Job:
The data must be returned in full and exactly as given.

(Collected data entries)
■ ■ ■ ■ ■

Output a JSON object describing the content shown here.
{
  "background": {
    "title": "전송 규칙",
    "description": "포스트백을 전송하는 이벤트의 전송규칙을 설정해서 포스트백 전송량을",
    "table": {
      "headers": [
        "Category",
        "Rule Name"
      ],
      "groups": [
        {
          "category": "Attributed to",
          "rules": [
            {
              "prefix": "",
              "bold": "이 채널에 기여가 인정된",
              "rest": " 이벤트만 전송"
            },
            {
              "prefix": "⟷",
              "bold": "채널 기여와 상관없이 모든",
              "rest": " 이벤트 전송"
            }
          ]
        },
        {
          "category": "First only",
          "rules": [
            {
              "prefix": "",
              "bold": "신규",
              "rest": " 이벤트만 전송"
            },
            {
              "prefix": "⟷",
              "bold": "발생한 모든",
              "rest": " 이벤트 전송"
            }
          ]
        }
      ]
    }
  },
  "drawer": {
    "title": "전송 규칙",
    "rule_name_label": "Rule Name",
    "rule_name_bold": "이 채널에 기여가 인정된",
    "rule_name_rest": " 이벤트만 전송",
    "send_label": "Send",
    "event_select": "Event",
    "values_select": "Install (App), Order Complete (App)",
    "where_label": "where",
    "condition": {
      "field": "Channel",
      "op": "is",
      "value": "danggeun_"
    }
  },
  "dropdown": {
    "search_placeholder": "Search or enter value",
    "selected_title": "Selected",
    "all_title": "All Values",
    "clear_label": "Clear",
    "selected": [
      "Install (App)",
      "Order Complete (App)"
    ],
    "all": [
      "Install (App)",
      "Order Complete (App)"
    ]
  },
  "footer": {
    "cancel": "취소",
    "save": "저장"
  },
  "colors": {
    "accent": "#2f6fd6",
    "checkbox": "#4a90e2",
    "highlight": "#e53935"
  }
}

■ ■ ■ ■ ■

Output below:
Output a JSON object describing the content shown here.
{
  "background": {
    "title": "전송 규칙",
    "description": "포스트백을 전송하는 이벤트의 전송규칙을 설정해서 포스트백 전송량을",
    "table": {
      "headers": [
        "Category",
        "Rule Name"
      ],
      "groups": [
        {
          "category": "Attributed to",
          "rules": [
            {
              "prefix": "",
              "bold": "이 채널에 기여가 인정된",
              "rest": " 이벤트만 전송"
            },
            {
              "prefix": "⟷",
              "bold": "채널 기여와 상관없이 모든",
              "rest": " 이벤트 전송"
            }
          ]
        },
        {
          "category": "First only",
          "rules": [
            {
              "prefix": "",
              "bold": "신규",
              "rest": " 이벤트만 전송"
            },
            {
              "prefix": "⟷",
              "bold": "발생한 모든",
              "rest": " 이벤트 전송"
            }
          ]
        }
      ]
    }
  },
  "drawer": {
    "title": "전송 규칙",
    "rule_name_label": "Rule Name",
    "rule_name_bold": "이 채널에 기여가 인정된",
    "rule_name_rest": " 이벤트만 전송",
    "send_label": "Send",
    "event_select": "Event",
    "values_select": "Install (App), Order Complete (App)",
    "where_label": "where",
    "condition": {
      "field": "Channel",
      "op": "is",
      "value": "danggeun_"
    }
  },
  "dropdown": {
    "search_placeholder": "Search or enter value",
    "selected_title": "Selected",
    "all_title": "All Values",
    "clear_label": "Clear",
    "selected": [
      "Install (App)",
      "Order Complete (App)"
    ],
    "all": [
      "Install (App)",
      "Order Complete (App)"
    ]
  },
  "footer": {
    "cancel": "취소",
    "save": "저장"
  },
  "colors": {
    "accent": "#2f6fd6",
    "checkbox": "#4a90e2",
    "highlight": "#e53935"
  }
}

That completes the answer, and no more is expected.